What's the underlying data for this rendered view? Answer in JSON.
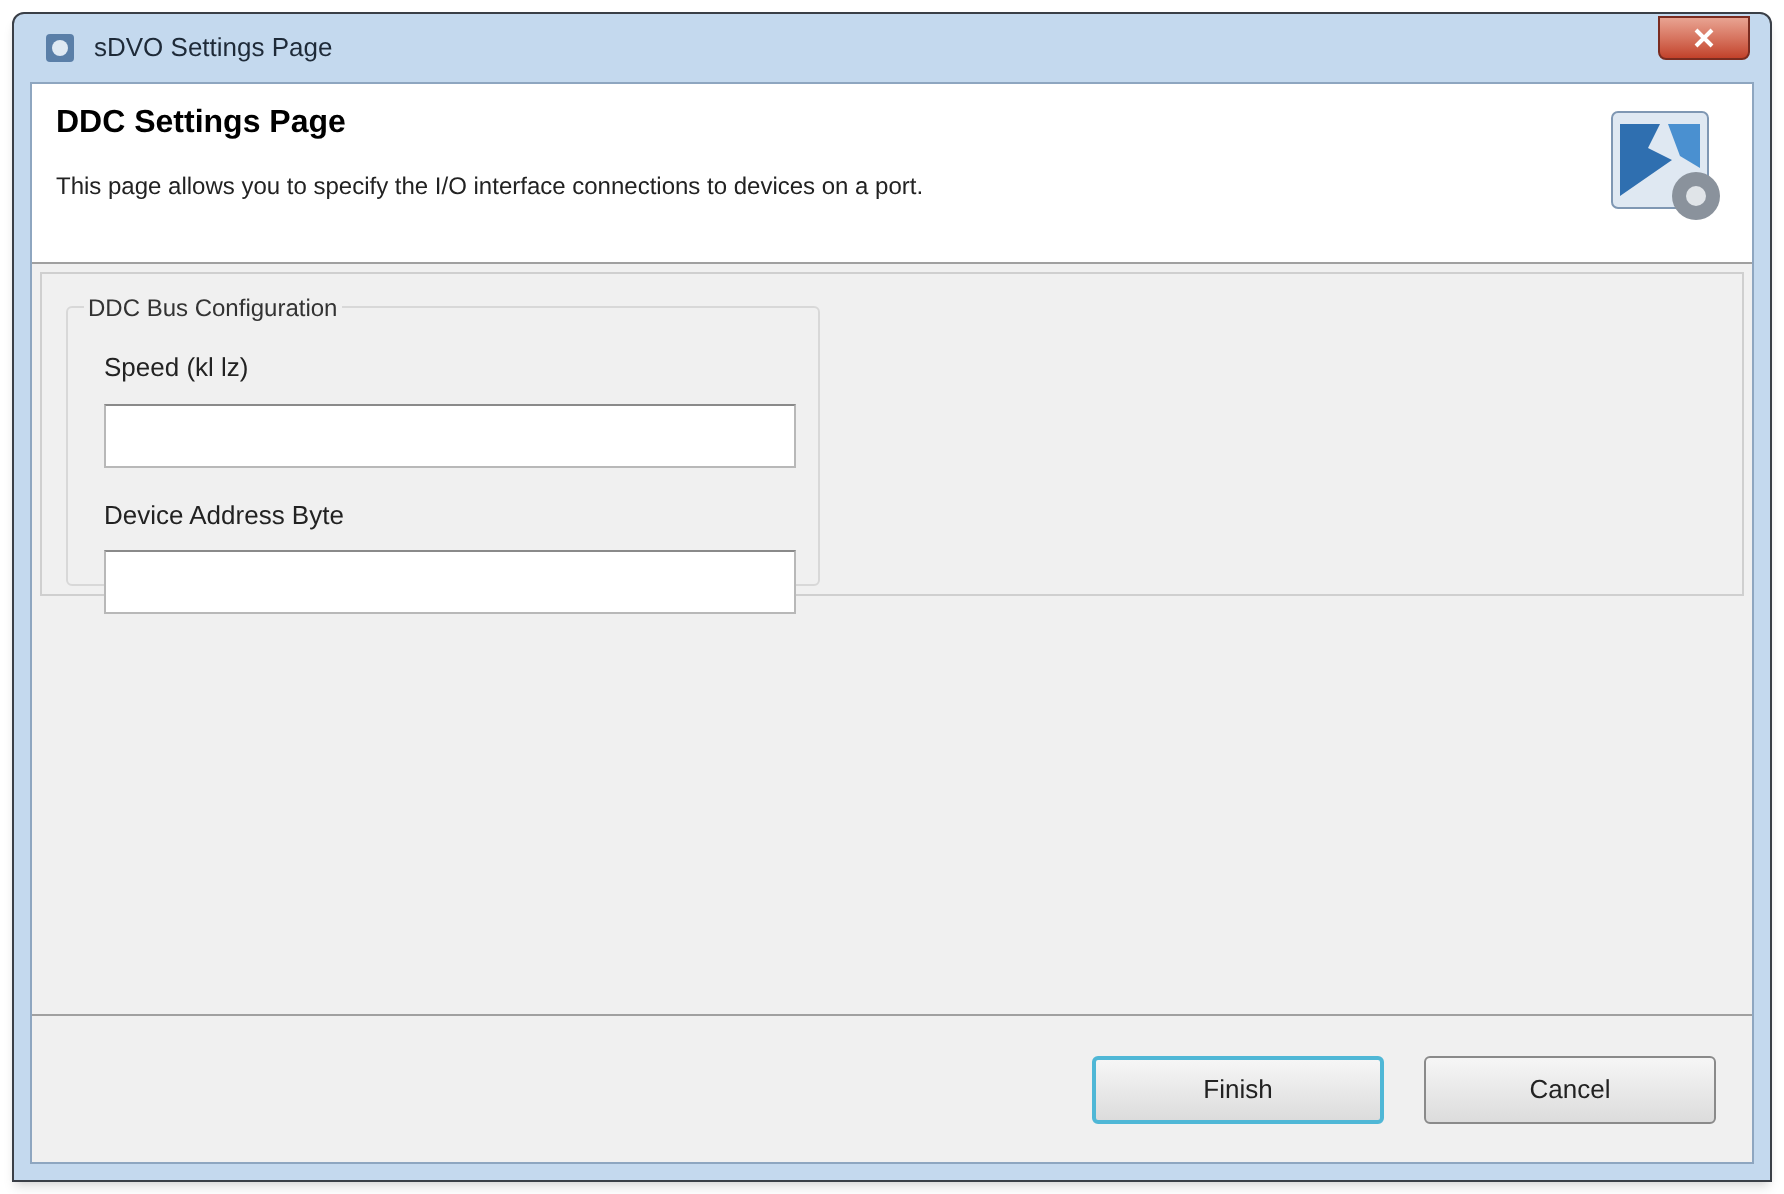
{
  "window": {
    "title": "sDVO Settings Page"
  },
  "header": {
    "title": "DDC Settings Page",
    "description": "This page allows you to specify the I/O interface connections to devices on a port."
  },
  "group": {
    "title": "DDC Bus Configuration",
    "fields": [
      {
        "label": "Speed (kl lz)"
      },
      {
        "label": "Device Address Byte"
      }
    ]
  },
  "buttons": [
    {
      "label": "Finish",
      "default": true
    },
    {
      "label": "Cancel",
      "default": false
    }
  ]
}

WORK TO BE COMPLETED: Return every line of the records exactly as given, pictures excluded.

RESULT:
What's the underlying data for this rendered view? Answer in JSON.
{
  "window": {
    "title": "sDVO Settings Page"
  },
  "header": {
    "title": "DDC Settings Page",
    "description": "This page allows you to specify the I/O interface connections to devices on a port."
  },
  "group": {
    "title": "DDC Bus Configuration",
    "fields": [
      {
        "label": "Speed (kl lz)"
      },
      {
        "label": "Device Address Byte"
      }
    ]
  },
  "buttons": [
    {
      "label": "Finish",
      "default": true
    },
    {
      "label": "Cancel",
      "default": false
    }
  ]
}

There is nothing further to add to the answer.